Dataset items:
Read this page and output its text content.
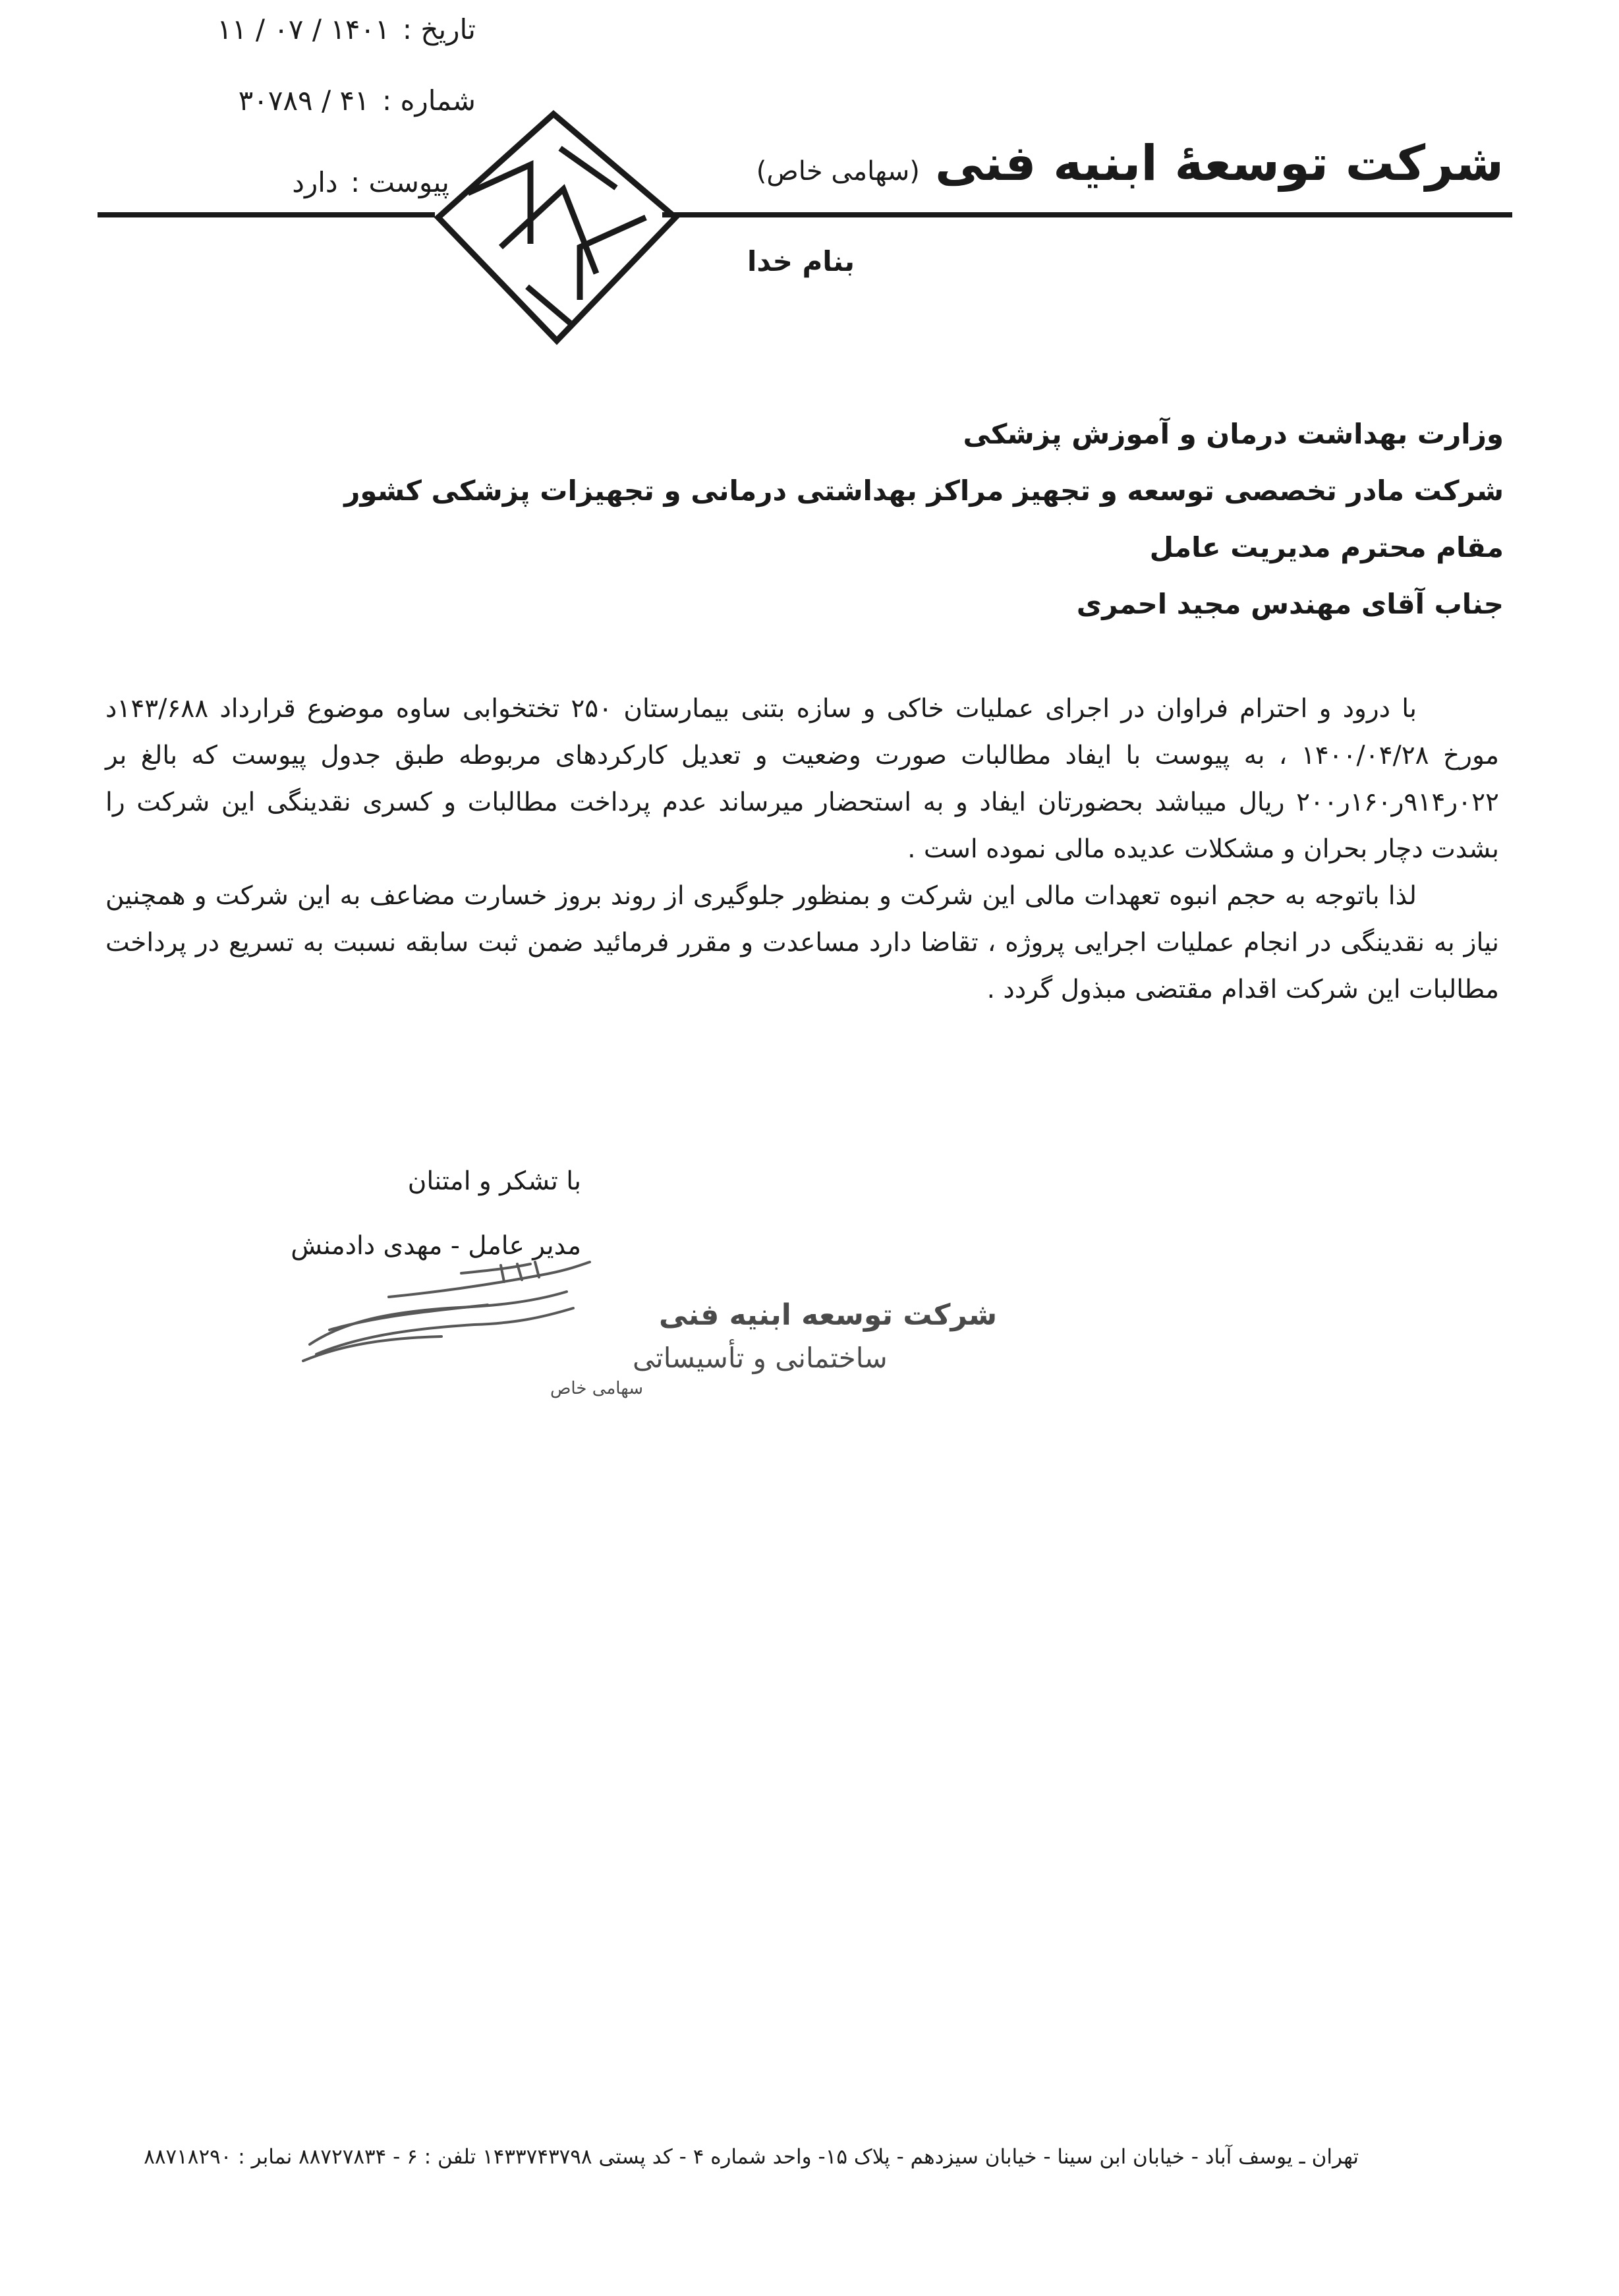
تاریخ : ۱۴۰۱ / ۰۷ / ۱۱
شماره : ۴۱ / ۳۰۷۸۹
پیوست : دارد	شرکت توسعهٔ ابنیه فنی (سهامی خاص)
بنام خدا
وزارت بهداشت درمان و آموزش پزشکی
شرکت مادر تخصصی توسعه و تجهیز مراکز بهداشتی درمانی و تجهیزات پزشکی کشور
مقام محترم مدیریت عامل
جناب آقای مهندس مجید احمری

با درود و احترام فراوان در اجرای عملیات خاکی و سازه بتنی بیمارستان ۲۵۰ تختخوابی ساوه موضوع قرارداد ۱۴۳/۶۸۸د مورخ ۱۴۰۰/۰۴/۲۸ ، به پیوست با ایفاد مطالبات صورت وضعیت و تعدیل کارکردهای مربوطه طبق جدول پیوست که بالغ بر ۰۲۲ر۹۱۴ر۱۶۰ر۲۰۰ ریال میباشد بحضورتان ایفاد و به استحضار میرساند عدم پرداخت مطالبات و کسری نقدینگی این شرکت را بشدت دچار بحران و مشکلات عدیده مالی نموده است .

لذا باتوجه به حجم انبوه تعهدات مالی این شرکت و بمنظور جلوگیری از روند بروز خسارت مضاعف به این شرکت و همچنین نیاز به نقدینگی در انجام عملیات اجرایی پروژه ، تقاضا دارد مساعدت و مقرر فرمائید ضمن ثبت سابقه نسبت به تسریع در پرداخت مطالبات این شرکت اقدام مقتضی مبذول گردد .

با تشکر و امتنان
مدیر عامل - مهدی دادمنش
شرکت توسعه ابنیه فنی
ساختمانی و تأسیساتی
سهامی خاص
تهران ـ یوسف آباد - خیابان ابن سینا - خیابان سیزدهم - پلاک ۱۵- واحد شماره ۴ - کد پستی ۱۴۳۳۷۴۳۷۹۸ تلفن : ۶ - ۸۸۷۲۷۸۳۴ نمابر : ۸۸۷۱۸۲۹۰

TASK GOAL -
Quote all the records verbatim, dropping any pictures from your copy.

OUTPUT -
Read this page and output its text content.
تاریخ : ۱۴۰۱ / ۰۷ / ۱۱
شماره : ۴۱ / ۳۰۷۸۹
پیوست : دارد	شرکت توسعهٔ ابنیه فنی (سهامی خاص)
بنام خدا
وزارت بهداشت درمان و آموزش پزشکی
شرکت مادر تخصصی توسعه و تجهیز مراکز بهداشتی درمانی و تجهیزات پزشکی کشور
مقام محترم مدیریت عامل
جناب آقای مهندس مجید احمری

با درود و احترام فراوان در اجرای عملیات خاکی و سازه بتنی بیمارستان ۲۵۰ تختخوابی ساوه موضوع قرارداد ۱۴۳/۶۸۸د مورخ ۱۴۰۰/۰۴/۲۸ ، به پیوست با ایفاد مطالبات صورت وضعیت و تعدیل کارکردهای مربوطه طبق جدول پیوست که بالغ بر ۰۲۲ر۹۱۴ر۱۶۰ر۲۰۰ ریال میباشد بحضورتان ایفاد و به استحضار میرساند عدم پرداخت مطالبات و کسری نقدینگی این شرکت را بشدت دچار بحران و مشکلات عدیده مالی نموده است .

لذا باتوجه به حجم انبوه تعهدات مالی این شرکت و بمنظور جلوگیری از روند بروز خسارت مضاعف به این شرکت و همچنین نیاز به نقدینگی در انجام عملیات اجرایی پروژه ، تقاضا دارد مساعدت و مقرر فرمائید ضمن ثبت سابقه نسبت به تسریع در پرداخت مطالبات این شرکت اقدام مقتضی مبذول گردد .

با تشکر و امتنان
مدیر عامل - مهدی دادمنش
شرکت توسعه ابنیه فنی
ساختمانی و تأسیساتی
سهامی خاص
تهران ـ یوسف آباد - خیابان ابن سینا - خیابان سیزدهم - پلاک ۱۵- واحد شماره ۴ - کد پستی ۱۴۳۳۷۴۳۷۹۸ تلفن : ۶ - ۸۸۷۲۷۸۳۴ نمابر : ۸۸۷۱۸۲۹۰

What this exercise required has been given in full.